Chart and figure data:
-- BEGIN --

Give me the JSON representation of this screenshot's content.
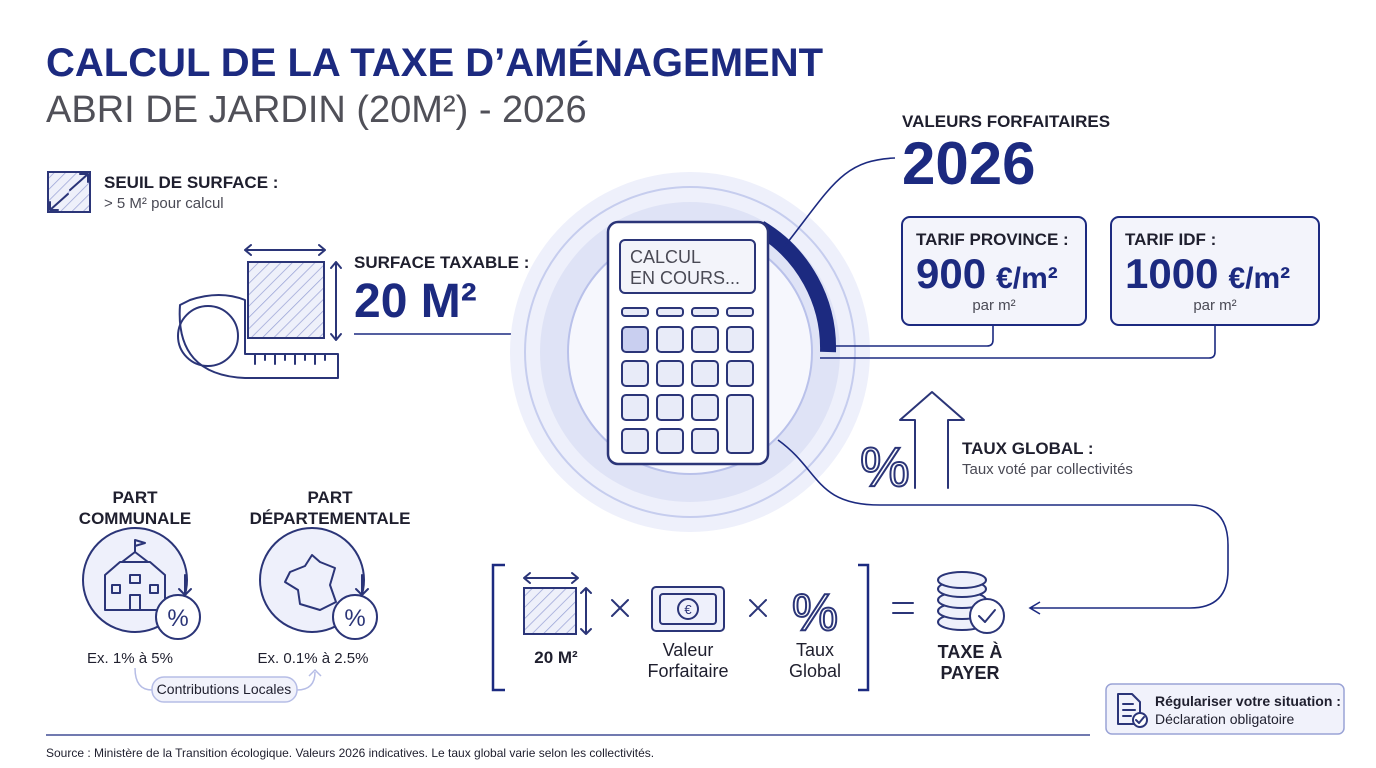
{
  "header": {
    "title": "CALCUL DE LA TAXE D’AMÉNAGEMENT",
    "subtitle": "ABRI DE JARDIN (20M²) - 2026"
  },
  "threshold": {
    "label": "SEUIL DE SURFACE :",
    "text": "> 5 M² pour calcul"
  },
  "surface": {
    "label": "SURFACE TAXABLE :",
    "value": "20 M²"
  },
  "calculator": {
    "screen": [
      "CALCUL",
      "EN COURS..."
    ]
  },
  "flat_values": {
    "label": "VALEURS FORFAITAIRES",
    "year": "2026",
    "province": {
      "label": "TARIF PROVINCE :",
      "amount": "900",
      "unit": "€/m²",
      "note": "par m²"
    },
    "idf": {
      "label": "TARIF IDF :",
      "amount": "1000",
      "unit": "€/m²",
      "note": "par m²"
    }
  },
  "rate": {
    "label": "TAUX GLOBAL :",
    "text": "Taux voté par collectivités"
  },
  "parts": [
    {
      "title": [
        "PART",
        "COMMUNALE"
      ],
      "range": "Ex. 1% à 5%"
    },
    {
      "title": [
        "PART",
        "DÉPARTEMENTALE"
      ],
      "range": "Ex. 0.1% à 2.5%"
    }
  ],
  "contributions": "Contributions Locales",
  "formula": {
    "surface": "20 M²",
    "value": [
      "Valeur",
      "Forfaitaire"
    ],
    "rate": [
      "Taux",
      "Global"
    ],
    "result": [
      "TAXE À",
      "PAYER"
    ]
  },
  "notice": {
    "title": "Régulariser votre situation :",
    "text": "Déclaration obligatoire"
  },
  "source": "Source : Ministère de la Transition écologique. Valeurs 2026 indicatives. Le taux global varie selon les collectivités."
}
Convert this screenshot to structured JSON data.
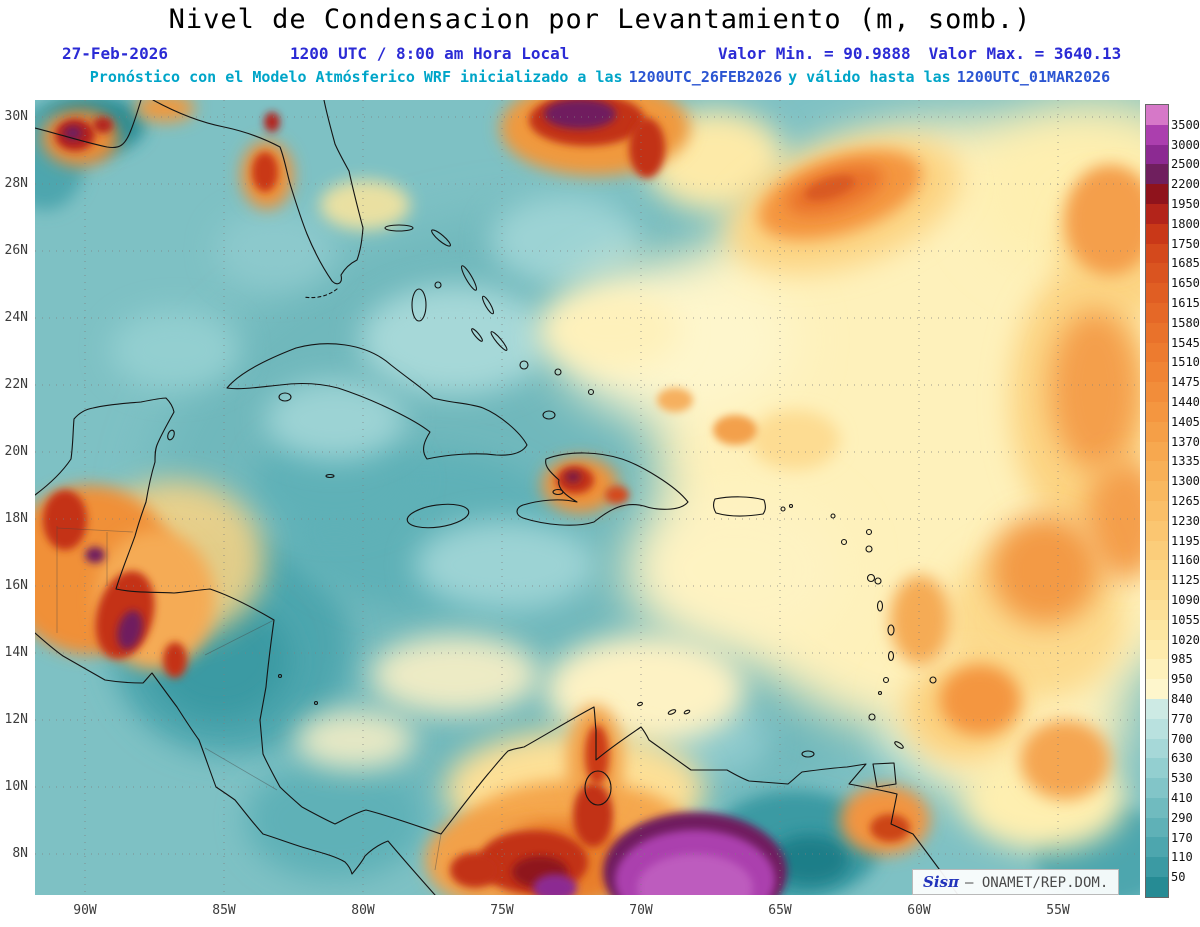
{
  "title": "Nivel de Condensacion por Levantamiento (m, somb.)",
  "header": {
    "date": "27-Feb-2026",
    "time": "1200 UTC / 8:00 am Hora Local",
    "min": "Valor Min. = 90.9888",
    "max": "Valor Max. = 3640.13"
  },
  "forecast": {
    "prefix": "Pronóstico con el Modelo Atmósferico WRF inicializado a las",
    "init_date": "1200UTC_26FEB2026",
    "middle": "y válido hasta las",
    "valid_date": "1200UTC_01MAR2026"
  },
  "axes": {
    "lat": [
      "30N",
      "28N",
      "26N",
      "24N",
      "22N",
      "20N",
      "18N",
      "16N",
      "14N",
      "12N",
      "10N",
      "8N"
    ],
    "lon": [
      "90W",
      "85W",
      "80W",
      "75W",
      "70W",
      "65W",
      "60W",
      "55W"
    ]
  },
  "colorbar": {
    "unit": "m",
    "labels": [
      "3500",
      "3000",
      "2500",
      "2200",
      "1950",
      "1800",
      "1750",
      "1685",
      "1650",
      "1615",
      "1580",
      "1545",
      "1510",
      "1475",
      "1440",
      "1405",
      "1370",
      "1335",
      "1300",
      "1265",
      "1230",
      "1195",
      "1160",
      "1125",
      "1090",
      "1055",
      "1020",
      "985",
      "950",
      "840",
      "770",
      "700",
      "630",
      "530",
      "410",
      "290",
      "170",
      "110",
      "50"
    ],
    "colors": [
      "#d678c8",
      "#ab3fae",
      "#8c2a92",
      "#6f1f5e",
      "#8f131c",
      "#b3241a",
      "#c93818",
      "#d4491c",
      "#da5420",
      "#e05e23",
      "#e56827",
      "#e9722b",
      "#ed7b2f",
      "#f08434",
      "#f28d3a",
      "#f49640",
      "#f59f47",
      "#f7a84f",
      "#f8b057",
      "#f9b85f",
      "#fabf68",
      "#fbc671",
      "#fbcd7a",
      "#fcd483",
      "#fcda8d",
      "#fde097",
      "#fde6a1",
      "#feebac",
      "#fef1bb",
      "#fef6cc",
      "#cdeae4",
      "#b9e1df",
      "#a6d8d8",
      "#93cfd0",
      "#82c5c8",
      "#70bbbf",
      "#5fb1b7",
      "#4da6ae",
      "#3b9aa3",
      "#268b94"
    ]
  },
  "watermark": {
    "brand": "Sisπ",
    "credit": "– ONAMET/REP.DOM."
  },
  "colors": {
    "header_blue": "#2b2bd5",
    "forecast_cyan": "#00a5c8",
    "forecast_date_blue": "#2b55d2",
    "map_base_teal": "#7ec1c4"
  }
}
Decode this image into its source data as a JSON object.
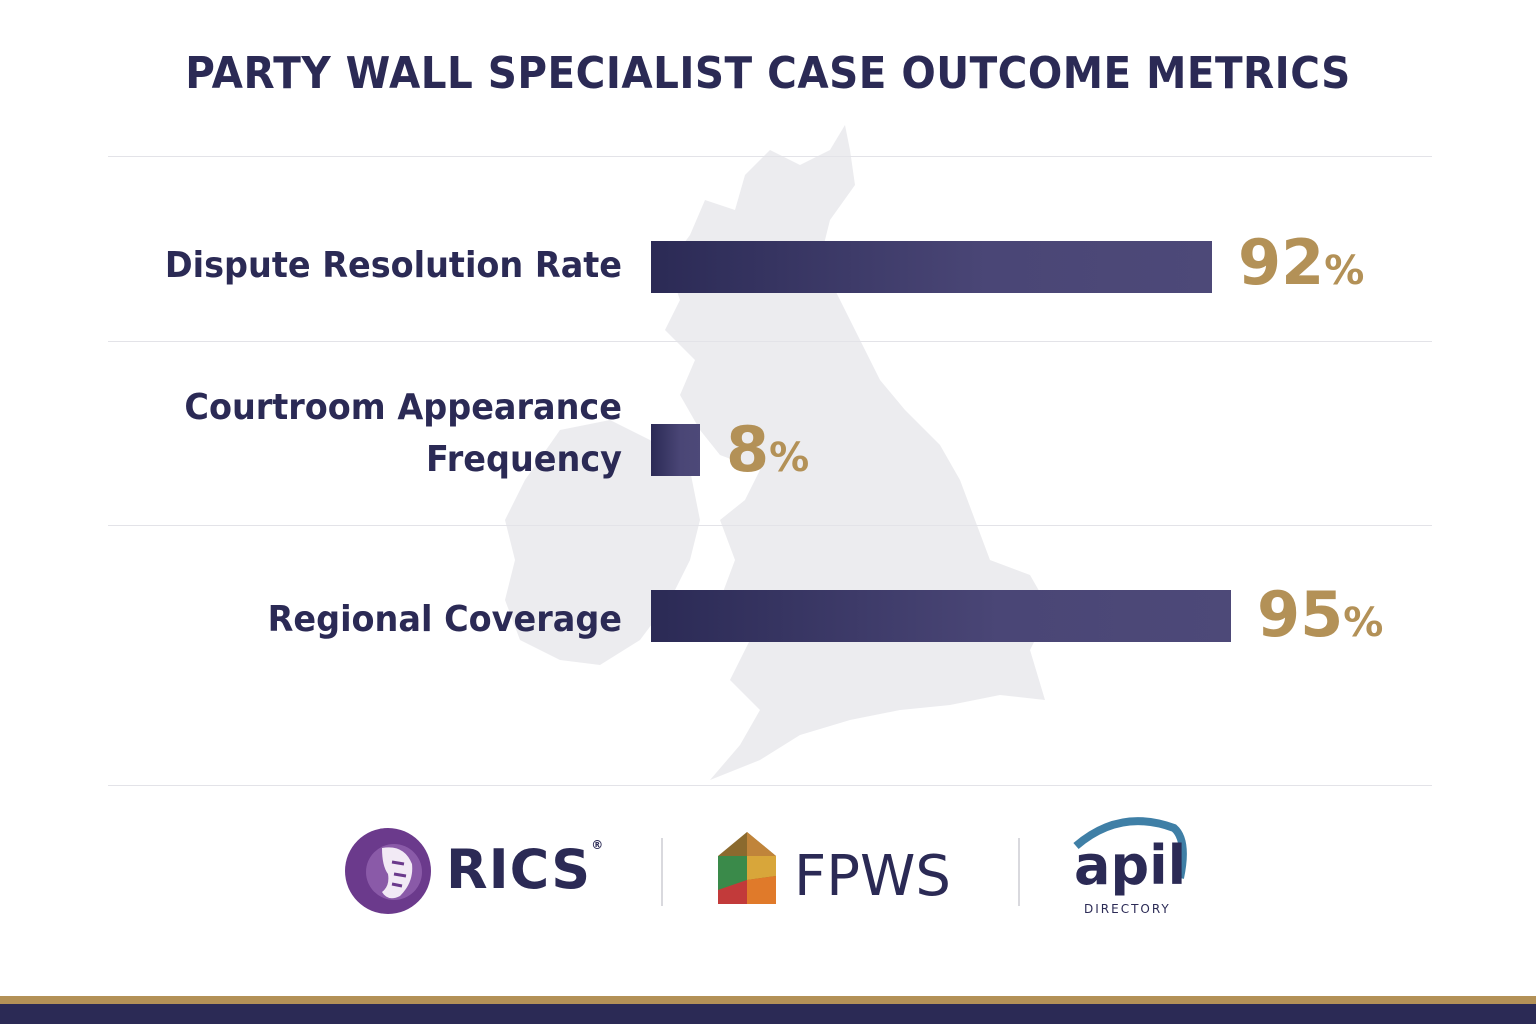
{
  "chart_data": {
    "type": "bar",
    "orientation": "horizontal",
    "title": "PARTY WALL SPECIALIST CASE OUTCOME METRICS",
    "categories": [
      [
        "Dispute Resolution Rate"
      ],
      [
        "Courtroom Appearance",
        "Frequency"
      ],
      [
        "Regional Coverage"
      ]
    ],
    "values": [
      92,
      8,
      95
    ],
    "value_labels": [
      "92",
      "8",
      "95"
    ],
    "unit": "%",
    "xlim": [
      0,
      100
    ],
    "bar_color": "#2b2a55",
    "value_color": "#b39157"
  },
  "logos": {
    "rics": {
      "text": "RICS",
      "mark": "®",
      "color": "#2b2a55",
      "icon": "lion-head-icon",
      "icon_color": "#6b3a8c"
    },
    "fpws": {
      "text": "FPWS",
      "color": "#2b2a55",
      "icon": "house-icon"
    },
    "apil": {
      "text": "apil",
      "sub": "DIRECTORY",
      "color": "#2b2a55",
      "arc_color": "#3f7fa6"
    }
  },
  "colors": {
    "navy": "#2b2a55",
    "gold": "#b39157",
    "map": "#ececef"
  }
}
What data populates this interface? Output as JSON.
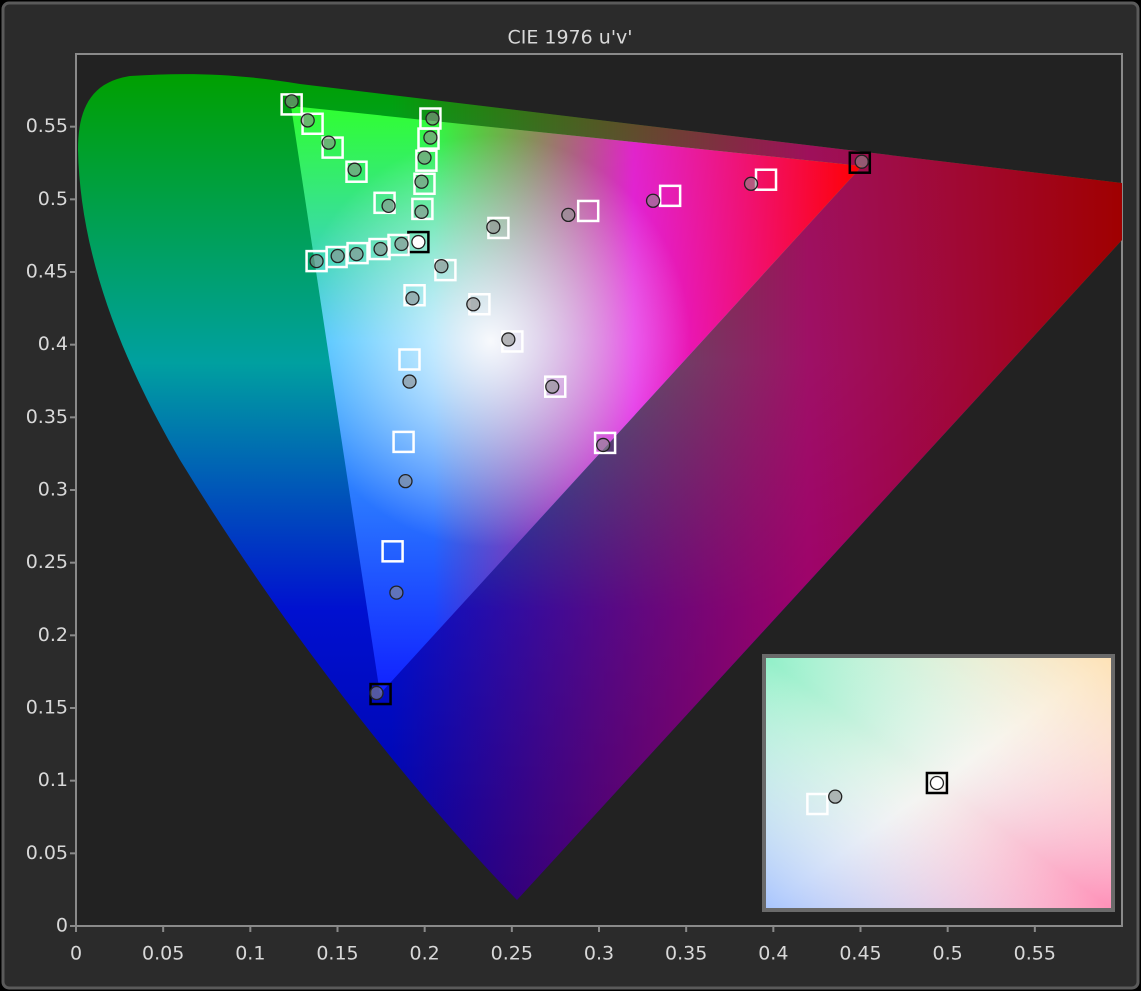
{
  "chart_data": {
    "type": "scatter",
    "title": "CIE 1976 u'v'",
    "xlim": [
      0,
      0.6
    ],
    "ylim": [
      0,
      0.6
    ],
    "xticks": [
      0,
      0.05,
      0.1,
      0.15,
      0.2,
      0.25,
      0.3,
      0.35,
      0.4,
      0.45,
      0.5,
      0.55
    ],
    "yticks": [
      0,
      0.05,
      0.1,
      0.15,
      0.2,
      0.25,
      0.3,
      0.35,
      0.4,
      0.45,
      0.5,
      0.55
    ],
    "inset_xlim": [
      0.1801,
      0.213
    ],
    "inset_ylim": [
      0.4587,
      0.4825
    ],
    "series": [
      {
        "marker": "square",
        "x": [
          0.1237,
          0.1357,
          0.1472,
          0.1609,
          0.177,
          0.2033,
          0.2022,
          0.201,
          0.1999,
          0.1987,
          0.1964,
          0.138,
          0.1495,
          0.1615,
          0.1741,
          0.185,
          0.2423,
          0.2938,
          0.3408,
          0.3958,
          0.4496,
          0.2119,
          0.2314,
          0.2503,
          0.2749,
          0.3035,
          0.1942,
          0.1913,
          0.1879,
          0.1816,
          0.1747
        ],
        "values": [
          0.5653,
          0.552,
          0.5356,
          0.519,
          0.4976,
          0.5556,
          0.5418,
          0.5266,
          0.5107,
          0.4934,
          0.4706,
          0.4575,
          0.4603,
          0.463,
          0.4658,
          0.4686,
          0.4803,
          0.492,
          0.5024,
          0.5135,
          0.5252,
          0.4513,
          0.4278,
          0.4022,
          0.3711,
          0.3324,
          0.434,
          0.3898,
          0.3331,
          0.2578,
          0.1596
        ],
        "colors": [
          "#ffffff",
          "#ffffff",
          "#ffffff",
          "#ffffff",
          "#ffffff",
          "#ffffff",
          "#ffffff",
          "#ffffff",
          "#ffffff",
          "#ffffff",
          "#000000",
          "#ffffff",
          "#ffffff",
          "#ffffff",
          "#ffffff",
          "#ffffff",
          "#ffffff",
          "#ffffff",
          "#ffffff",
          "#ffffff",
          "#000000",
          "#ffffff",
          "#ffffff",
          "#ffffff",
          "#ffffff",
          "#ffffff",
          "#ffffff",
          "#ffffff",
          "#ffffff",
          "#ffffff",
          "#000000"
        ]
      },
      {
        "marker": "circle",
        "x": [
          0.1237,
          0.1329,
          0.1449,
          0.1598,
          0.1793,
          0.2045,
          0.2033,
          0.1999,
          0.1982,
          0.1982,
          0.1964,
          0.138,
          0.1501,
          0.1609,
          0.1747,
          0.1867,
          0.2394,
          0.2824,
          0.331,
          0.3872,
          0.4507,
          0.2096,
          0.2279,
          0.248,
          0.2732,
          0.3024,
          0.193,
          0.1913,
          0.189,
          0.1838,
          0.1724
        ],
        "values": [
          0.5674,
          0.5543,
          0.539,
          0.5204,
          0.4955,
          0.5556,
          0.5425,
          0.5287,
          0.5121,
          0.4914,
          0.4706,
          0.4575,
          0.461,
          0.4623,
          0.4658,
          0.4693,
          0.481,
          0.4893,
          0.499,
          0.5107,
          0.5259,
          0.454,
          0.4278,
          0.4036,
          0.3711,
          0.331,
          0.4319,
          0.3746,
          0.3061,
          0.2294,
          0.1603
        ],
        "colors": [
          "#8c8c8c",
          "#8c8c8c",
          "#8c8c8c",
          "#8c8c8c",
          "#8c8c8c",
          "#8c8c8c",
          "#8c8c8c",
          "#8c8c8c",
          "#8c8c8c",
          "#8c8c8c",
          "#ffffff",
          "#8c8c8c",
          "#8c8c8c",
          "#8c8c8c",
          "#8c8c8c",
          "#8c8c8c",
          "#8c8c8c",
          "#8c8c8c",
          "#8c8c8c",
          "#8c8c8c",
          "#8c8c8c",
          "#8c8c8c",
          "#8c8c8c",
          "#8c8c8c",
          "#8c8c8c",
          "#8c8c8c",
          "#8c8c8c",
          "#8c8c8c",
          "#8c8c8c",
          "#8c8c8c",
          "#8c8c8c"
        ]
      }
    ]
  }
}
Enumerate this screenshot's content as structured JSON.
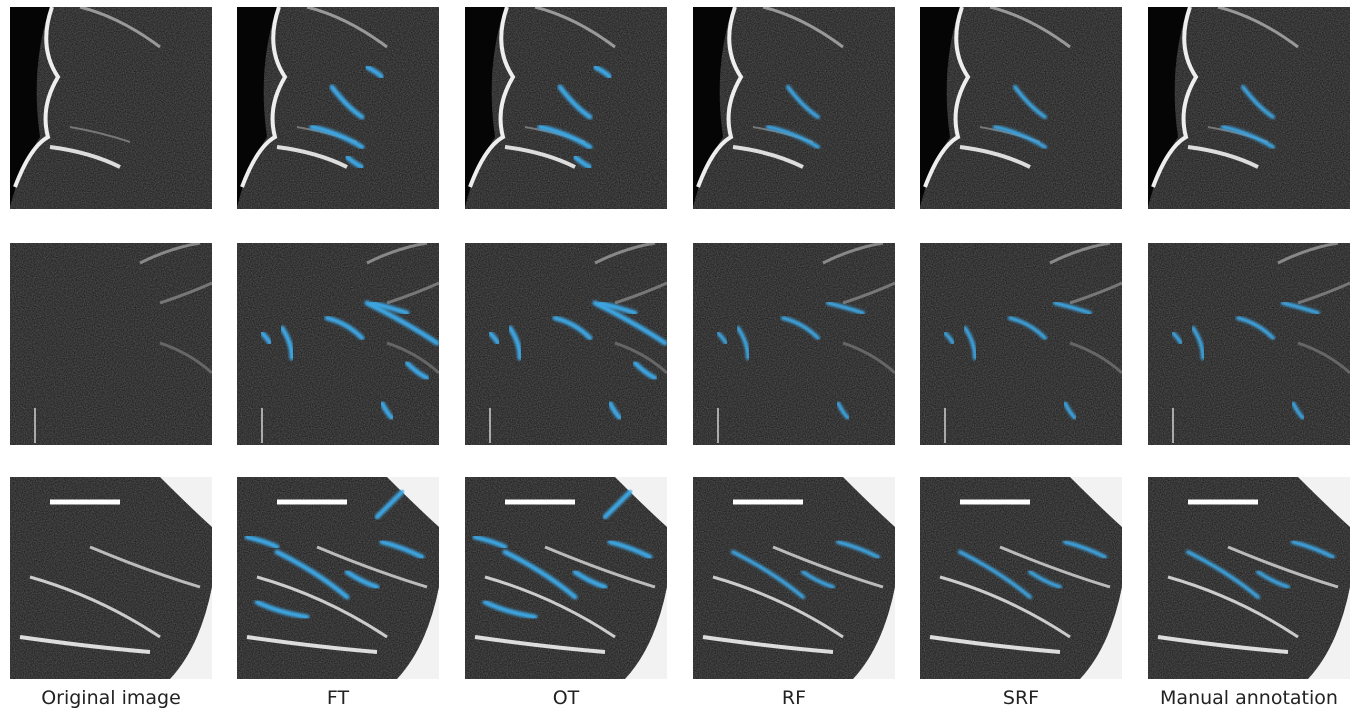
{
  "columns": [
    "Original image",
    "FT",
    "OT",
    "RF",
    "SRF",
    "Manual annotation"
  ]
}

-- END --

Challenge:
Extract the run of lines beginning with the line that holds "Enumerate this screenshot's" and ending at the last line of the data, inclusive. Exclude any pictures from the copy.

Problem solution:
Enumerate this screenshot's content as structured JSON.
{
  "columns": [
    "Original image",
    "FT",
    "OT",
    "RF",
    "SRF",
    "Manual annotation"
  ]
}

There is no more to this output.